>>>

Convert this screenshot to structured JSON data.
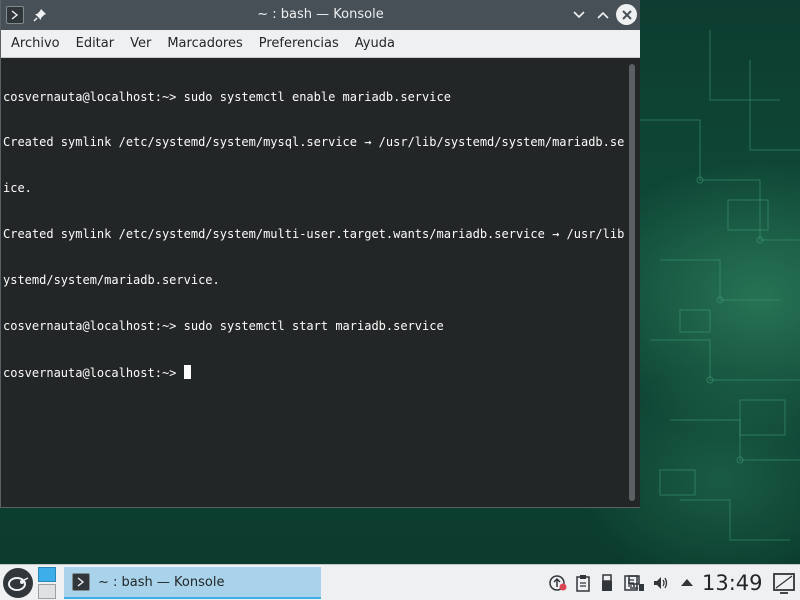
{
  "window": {
    "title": "~ : bash — Konsole"
  },
  "menubar": {
    "items": [
      "Archivo",
      "Editar",
      "Ver",
      "Marcadores",
      "Preferencias",
      "Ayuda"
    ]
  },
  "terminal": {
    "lines": [
      "cosvernauta@localhost:~> sudo systemctl enable mariadb.service",
      "Created symlink /etc/systemd/system/mysql.service → /usr/lib/systemd/system/mariadb.serv",
      "ice.",
      "Created symlink /etc/systemd/system/multi-user.target.wants/mariadb.service → /usr/lib/s",
      "ystemd/system/mariadb.service.",
      "cosvernauta@localhost:~> sudo systemctl start mariadb.service",
      "cosvernauta@localhost:~> "
    ]
  },
  "taskbar": {
    "task_label": "~ : bash — Konsole",
    "clock": "13:49"
  },
  "icons": {
    "app": "konsole-icon",
    "pin": "pin-icon",
    "minimize": "chevron-down-icon",
    "maximize": "chevron-up-icon",
    "close": "close-icon",
    "launcher": "opensuse-launcher-icon",
    "tray": [
      "updates-icon",
      "clipboard-icon",
      "usb-icon",
      "notes-icon",
      "network-icon",
      "volume-icon",
      "tray-expand-icon"
    ],
    "show_desktop": "show-desktop-icon"
  },
  "colors": {
    "accent": "#3daee9",
    "titlebar": "#475057",
    "terminal_bg": "#232627",
    "terminal_fg": "#fcfcfc"
  }
}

<<<

Write every entry out again exactly, dropping the pictures.

## WRITTEN REPLY
Convert this screenshot to structured JSON data.
{
  "window": {
    "title": "~ : bash — Konsole"
  },
  "menubar": {
    "items": [
      "Archivo",
      "Editar",
      "Ver",
      "Marcadores",
      "Preferencias",
      "Ayuda"
    ]
  },
  "terminal": {
    "lines": [
      "cosvernauta@localhost:~> sudo systemctl enable mariadb.service",
      "Created symlink /etc/systemd/system/mysql.service → /usr/lib/systemd/system/mariadb.serv",
      "ice.",
      "Created symlink /etc/systemd/system/multi-user.target.wants/mariadb.service → /usr/lib/s",
      "ystemd/system/mariadb.service.",
      "cosvernauta@localhost:~> sudo systemctl start mariadb.service",
      "cosvernauta@localhost:~> "
    ]
  },
  "taskbar": {
    "task_label": "~ : bash — Konsole",
    "clock": "13:49"
  },
  "icons": {
    "app": "konsole-icon",
    "pin": "pin-icon",
    "minimize": "chevron-down-icon",
    "maximize": "chevron-up-icon",
    "close": "close-icon",
    "launcher": "opensuse-launcher-icon",
    "tray": [
      "updates-icon",
      "clipboard-icon",
      "usb-icon",
      "notes-icon",
      "network-icon",
      "volume-icon",
      "tray-expand-icon"
    ],
    "show_desktop": "show-desktop-icon"
  },
  "colors": {
    "accent": "#3daee9",
    "titlebar": "#475057",
    "terminal_bg": "#232627",
    "terminal_fg": "#fcfcfc"
  }
}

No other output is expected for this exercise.